Copy out, word for word, the rows from the first one through the one holding "expand-icon[interactable]: ↗ [131, 59, 145, 73]", including both.

== Items

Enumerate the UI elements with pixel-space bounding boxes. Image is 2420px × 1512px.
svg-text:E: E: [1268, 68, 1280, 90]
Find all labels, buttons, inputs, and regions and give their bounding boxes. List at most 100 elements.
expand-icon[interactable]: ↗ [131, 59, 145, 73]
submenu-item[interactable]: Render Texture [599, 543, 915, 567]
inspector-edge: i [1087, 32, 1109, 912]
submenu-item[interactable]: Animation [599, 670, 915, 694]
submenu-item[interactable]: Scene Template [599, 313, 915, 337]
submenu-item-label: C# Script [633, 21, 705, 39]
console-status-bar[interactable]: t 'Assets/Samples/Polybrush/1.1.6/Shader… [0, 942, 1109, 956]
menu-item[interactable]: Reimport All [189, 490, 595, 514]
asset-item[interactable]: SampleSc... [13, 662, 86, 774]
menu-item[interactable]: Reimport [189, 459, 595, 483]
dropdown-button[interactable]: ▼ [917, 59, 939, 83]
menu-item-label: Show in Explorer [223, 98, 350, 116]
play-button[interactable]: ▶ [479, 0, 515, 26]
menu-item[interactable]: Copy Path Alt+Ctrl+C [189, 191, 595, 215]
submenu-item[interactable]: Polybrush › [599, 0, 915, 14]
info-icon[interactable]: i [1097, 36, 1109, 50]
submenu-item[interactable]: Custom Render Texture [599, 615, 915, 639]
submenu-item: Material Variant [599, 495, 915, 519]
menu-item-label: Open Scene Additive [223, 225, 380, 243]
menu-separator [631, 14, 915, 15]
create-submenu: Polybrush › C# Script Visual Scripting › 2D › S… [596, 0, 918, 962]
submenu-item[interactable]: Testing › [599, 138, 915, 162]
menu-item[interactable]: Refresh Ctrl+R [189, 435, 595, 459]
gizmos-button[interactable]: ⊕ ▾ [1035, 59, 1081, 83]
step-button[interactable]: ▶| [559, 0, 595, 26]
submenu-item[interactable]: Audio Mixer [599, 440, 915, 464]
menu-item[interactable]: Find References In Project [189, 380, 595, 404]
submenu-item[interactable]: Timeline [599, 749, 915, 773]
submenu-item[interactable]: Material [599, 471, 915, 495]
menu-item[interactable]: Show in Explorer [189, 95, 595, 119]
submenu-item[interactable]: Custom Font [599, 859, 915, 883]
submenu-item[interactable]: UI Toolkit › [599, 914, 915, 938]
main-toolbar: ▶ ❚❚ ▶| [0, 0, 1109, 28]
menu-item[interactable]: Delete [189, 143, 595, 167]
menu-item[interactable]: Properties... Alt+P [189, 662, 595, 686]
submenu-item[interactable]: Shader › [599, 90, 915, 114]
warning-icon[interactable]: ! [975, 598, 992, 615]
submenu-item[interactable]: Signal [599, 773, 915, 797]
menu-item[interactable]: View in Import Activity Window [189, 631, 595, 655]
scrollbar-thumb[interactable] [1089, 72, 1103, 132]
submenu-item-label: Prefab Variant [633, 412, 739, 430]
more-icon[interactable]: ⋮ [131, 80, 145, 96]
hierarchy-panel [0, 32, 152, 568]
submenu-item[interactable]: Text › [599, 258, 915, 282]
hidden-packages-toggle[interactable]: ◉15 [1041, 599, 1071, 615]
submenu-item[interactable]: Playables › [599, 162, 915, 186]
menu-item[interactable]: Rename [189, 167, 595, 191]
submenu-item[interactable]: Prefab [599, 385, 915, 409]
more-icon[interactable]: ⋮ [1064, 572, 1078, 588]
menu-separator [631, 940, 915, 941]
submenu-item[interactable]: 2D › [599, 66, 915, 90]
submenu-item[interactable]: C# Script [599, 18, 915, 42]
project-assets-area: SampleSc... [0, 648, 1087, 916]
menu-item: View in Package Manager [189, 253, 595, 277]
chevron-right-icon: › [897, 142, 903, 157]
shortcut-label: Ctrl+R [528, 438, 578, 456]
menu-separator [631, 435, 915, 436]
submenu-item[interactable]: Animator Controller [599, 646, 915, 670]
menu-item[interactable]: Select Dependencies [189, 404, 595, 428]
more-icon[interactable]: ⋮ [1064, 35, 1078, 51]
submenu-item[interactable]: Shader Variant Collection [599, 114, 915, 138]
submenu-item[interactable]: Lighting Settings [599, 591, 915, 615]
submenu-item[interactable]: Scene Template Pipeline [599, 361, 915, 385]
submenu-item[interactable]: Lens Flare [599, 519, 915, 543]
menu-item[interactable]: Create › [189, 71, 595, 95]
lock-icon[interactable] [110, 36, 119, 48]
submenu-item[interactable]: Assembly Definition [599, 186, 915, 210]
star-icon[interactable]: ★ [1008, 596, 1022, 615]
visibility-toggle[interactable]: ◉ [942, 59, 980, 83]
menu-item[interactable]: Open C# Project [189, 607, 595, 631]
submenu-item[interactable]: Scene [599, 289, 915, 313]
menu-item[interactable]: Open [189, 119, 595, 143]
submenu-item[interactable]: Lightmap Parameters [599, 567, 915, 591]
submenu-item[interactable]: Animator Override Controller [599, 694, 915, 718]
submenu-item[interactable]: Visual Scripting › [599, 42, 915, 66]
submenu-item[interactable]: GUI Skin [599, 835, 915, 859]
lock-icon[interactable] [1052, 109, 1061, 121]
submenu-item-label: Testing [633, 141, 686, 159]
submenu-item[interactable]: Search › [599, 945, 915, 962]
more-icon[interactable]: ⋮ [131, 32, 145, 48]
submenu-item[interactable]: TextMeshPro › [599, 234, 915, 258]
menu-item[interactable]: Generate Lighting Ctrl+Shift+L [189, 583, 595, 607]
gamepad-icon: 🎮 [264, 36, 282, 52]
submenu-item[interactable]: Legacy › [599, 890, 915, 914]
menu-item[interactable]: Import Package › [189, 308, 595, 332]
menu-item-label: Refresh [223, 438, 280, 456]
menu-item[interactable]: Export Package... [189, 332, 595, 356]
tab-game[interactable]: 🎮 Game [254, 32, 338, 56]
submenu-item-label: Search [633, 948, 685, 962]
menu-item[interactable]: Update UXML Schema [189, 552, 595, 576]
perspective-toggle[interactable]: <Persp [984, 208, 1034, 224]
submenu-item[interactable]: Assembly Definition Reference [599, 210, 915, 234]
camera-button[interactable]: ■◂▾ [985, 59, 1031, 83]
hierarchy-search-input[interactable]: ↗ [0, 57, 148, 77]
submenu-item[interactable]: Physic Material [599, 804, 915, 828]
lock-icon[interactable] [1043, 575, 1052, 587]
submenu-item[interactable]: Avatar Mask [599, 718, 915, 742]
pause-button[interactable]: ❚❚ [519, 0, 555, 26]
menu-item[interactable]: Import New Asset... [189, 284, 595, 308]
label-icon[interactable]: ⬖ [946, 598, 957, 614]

====

■ Worked answer ■
Enumerate the UI elements with pixel-space bounding boxes. Image is 2420px × 1512px.
svg-text:E: E: [1268, 68, 1280, 90]
Find all labels, buttons, inputs, and regions and give their bounding boxes. List at most 100 elements.
expand-icon[interactable]: ↗ [131, 59, 145, 73]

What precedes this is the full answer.